The entries below should be transcribed in their entirety, exactly as written.
>> START Provided data
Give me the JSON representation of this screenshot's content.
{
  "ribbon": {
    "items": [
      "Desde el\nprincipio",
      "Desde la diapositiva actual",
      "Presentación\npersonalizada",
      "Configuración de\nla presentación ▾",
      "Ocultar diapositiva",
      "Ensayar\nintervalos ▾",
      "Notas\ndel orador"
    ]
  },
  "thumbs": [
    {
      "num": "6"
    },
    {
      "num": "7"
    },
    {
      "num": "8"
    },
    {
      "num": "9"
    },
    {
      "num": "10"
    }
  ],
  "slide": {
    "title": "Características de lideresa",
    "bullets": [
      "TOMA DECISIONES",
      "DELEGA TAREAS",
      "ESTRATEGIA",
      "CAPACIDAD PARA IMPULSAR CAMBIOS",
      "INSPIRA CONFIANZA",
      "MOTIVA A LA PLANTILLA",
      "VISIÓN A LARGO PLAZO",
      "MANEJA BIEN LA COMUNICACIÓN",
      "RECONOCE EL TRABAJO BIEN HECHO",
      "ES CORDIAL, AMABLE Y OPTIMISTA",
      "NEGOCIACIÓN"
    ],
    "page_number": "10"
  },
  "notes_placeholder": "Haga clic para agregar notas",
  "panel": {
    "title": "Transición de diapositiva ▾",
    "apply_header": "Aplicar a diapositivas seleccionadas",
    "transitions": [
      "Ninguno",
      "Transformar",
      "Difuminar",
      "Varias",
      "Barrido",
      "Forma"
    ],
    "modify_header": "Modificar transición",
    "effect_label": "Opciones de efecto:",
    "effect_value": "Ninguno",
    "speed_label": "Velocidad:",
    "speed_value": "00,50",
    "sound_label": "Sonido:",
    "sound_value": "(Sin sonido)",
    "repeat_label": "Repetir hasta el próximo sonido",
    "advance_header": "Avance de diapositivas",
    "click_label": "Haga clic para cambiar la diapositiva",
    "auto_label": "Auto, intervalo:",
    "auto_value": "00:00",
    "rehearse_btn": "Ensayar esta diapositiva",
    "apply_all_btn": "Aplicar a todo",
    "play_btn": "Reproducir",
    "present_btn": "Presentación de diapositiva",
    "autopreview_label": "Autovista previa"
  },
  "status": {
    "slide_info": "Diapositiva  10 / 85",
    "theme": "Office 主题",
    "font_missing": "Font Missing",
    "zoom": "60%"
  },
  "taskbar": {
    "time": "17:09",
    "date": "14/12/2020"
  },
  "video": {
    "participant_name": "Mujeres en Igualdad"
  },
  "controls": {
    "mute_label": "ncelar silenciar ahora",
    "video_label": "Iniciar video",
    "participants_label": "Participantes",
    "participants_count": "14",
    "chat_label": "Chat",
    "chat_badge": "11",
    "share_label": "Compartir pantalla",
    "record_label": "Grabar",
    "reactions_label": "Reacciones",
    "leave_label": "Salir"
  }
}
>> END Provided data
Worked answer:
Give me the JSON representation of this screenshot's content.
{
  "ribbon": {
    "items": [
      "Desde el\nprincipio",
      "Desde la diapositiva actual",
      "Presentación\npersonalizada",
      "Configuración de\nla presentación ▾",
      "Ocultar diapositiva",
      "Ensayar\nintervalos ▾",
      "Notas\ndel orador"
    ]
  },
  "thumbs": [
    {
      "num": "6"
    },
    {
      "num": "7"
    },
    {
      "num": "8"
    },
    {
      "num": "9"
    },
    {
      "num": "10"
    }
  ],
  "slide": {
    "title": "Características de lideresa",
    "bullets": [
      "TOMA DECISIONES",
      "DELEGA TAREAS",
      "ESTRATEGIA",
      "CAPACIDAD PARA IMPULSAR CAMBIOS",
      "INSPIRA CONFIANZA",
      "MOTIVA A LA PLANTILLA",
      "VISIÓN A LARGO PLAZO",
      "MANEJA BIEN LA COMUNICACIÓN",
      "RECONOCE EL TRABAJO BIEN HECHO",
      "ES CORDIAL, AMABLE Y OPTIMISTA",
      "NEGOCIACIÓN"
    ],
    "page_number": "10"
  },
  "notes_placeholder": "Haga clic para agregar notas",
  "panel": {
    "title": "Transición de diapositiva ▾",
    "apply_header": "Aplicar a diapositivas seleccionadas",
    "transitions": [
      "Ninguno",
      "Transformar",
      "Difuminar",
      "Varias",
      "Barrido",
      "Forma"
    ],
    "modify_header": "Modificar transición",
    "effect_label": "Opciones de efecto:",
    "effect_value": "Ninguno",
    "speed_label": "Velocidad:",
    "speed_value": "00,50",
    "sound_label": "Sonido:",
    "sound_value": "(Sin sonido)",
    "repeat_label": "Repetir hasta el próximo sonido",
    "advance_header": "Avance de diapositivas",
    "click_label": "Haga clic para cambiar la diapositiva",
    "auto_label": "Auto, intervalo:",
    "auto_value": "00:00",
    "rehearse_btn": "Ensayar esta diapositiva",
    "apply_all_btn": "Aplicar a todo",
    "play_btn": "Reproducir",
    "present_btn": "Presentación de diapositiva",
    "autopreview_label": "Autovista previa"
  },
  "status": {
    "slide_info": "Diapositiva  10 / 85",
    "theme": "Office 主题",
    "font_missing": "Font Missing",
    "zoom": "60%"
  },
  "taskbar": {
    "time": "17:09",
    "date": "14/12/2020"
  },
  "video": {
    "participant_name": "Mujeres en Igualdad"
  },
  "controls": {
    "mute_label": "ncelar silenciar ahora",
    "video_label": "Iniciar video",
    "participants_label": "Participantes",
    "participants_count": "14",
    "chat_label": "Chat",
    "chat_badge": "11",
    "share_label": "Compartir pantalla",
    "record_label": "Grabar",
    "reactions_label": "Reacciones",
    "leave_label": "Salir"
  }
}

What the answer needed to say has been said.